- **Written exercise**
Give only the number of lines in the data that include the string "country".

- **Data in this exercise**
****************************************
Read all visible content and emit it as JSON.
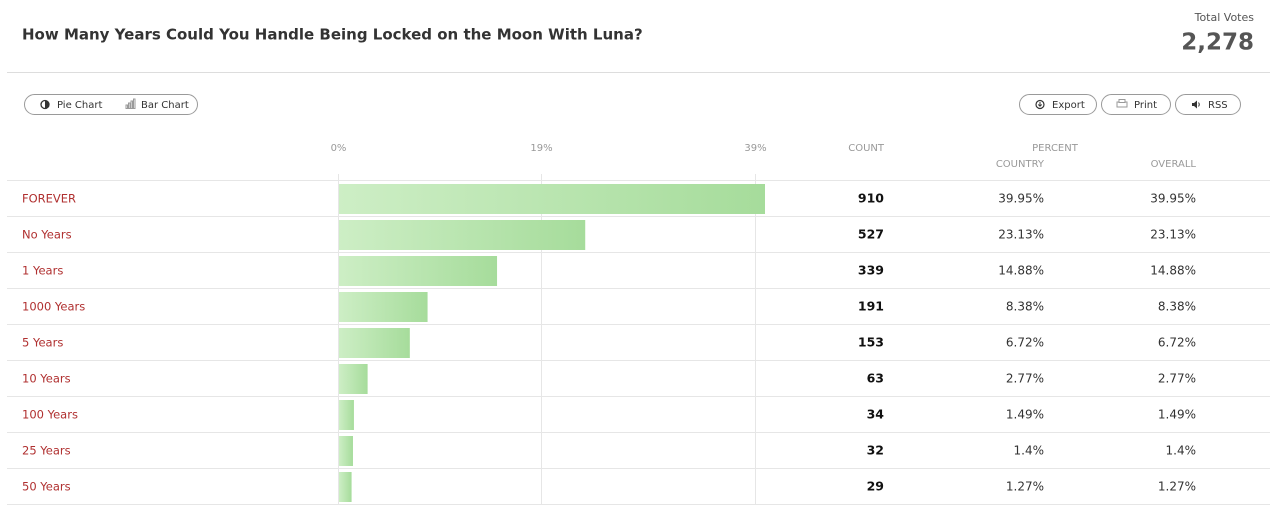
{
  "header": {
    "title": "How Many Years Could You Handle Being Locked on the Moon With Luna?",
    "total_label": "Total Votes",
    "total": "2,278"
  },
  "toolbar": {
    "pie": "Pie Chart",
    "bar": "Bar Chart",
    "export": "Export",
    "print": "Print",
    "rss": "RSS"
  },
  "chart_data": {
    "type": "bar",
    "orientation": "horizontal",
    "categories": [
      "FOREVER",
      "No Years",
      "1 Years",
      "1000 Years",
      "5 Years",
      "10 Years",
      "100 Years",
      "25 Years",
      "50 Years"
    ],
    "values": [
      39.95,
      23.13,
      14.88,
      8.38,
      6.72,
      2.77,
      1.49,
      1.4,
      1.27
    ],
    "color": "#a6dc9b",
    "xlim": [
      0,
      39.95
    ],
    "xticks": [
      {
        "value": 0,
        "label": "0%"
      },
      {
        "value": 19,
        "label": "19%"
      },
      {
        "value": 39,
        "label": "39%"
      }
    ],
    "grid": true
  },
  "table": {
    "headers": {
      "count": "COUNT",
      "percent": "PERCENT",
      "country": "COUNTRY",
      "overall": "OVERALL"
    },
    "rows": [
      {
        "count": 910,
        "country": "39.95%",
        "overall": "39.95%"
      },
      {
        "count": 527,
        "country": "23.13%",
        "overall": "23.13%"
      },
      {
        "count": 339,
        "country": "14.88%",
        "overall": "14.88%"
      },
      {
        "count": 191,
        "country": "8.38%",
        "overall": "8.38%"
      },
      {
        "count": 153,
        "country": "6.72%",
        "overall": "6.72%"
      },
      {
        "count": 63,
        "country": "2.77%",
        "overall": "2.77%"
      },
      {
        "count": 34,
        "country": "1.49%",
        "overall": "1.49%"
      },
      {
        "count": 32,
        "country": "1.4%",
        "overall": "1.4%"
      },
      {
        "count": 29,
        "country": "1.27%",
        "overall": "1.27%"
      }
    ]
  }
}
****************************************
- **Output for this exercise**
10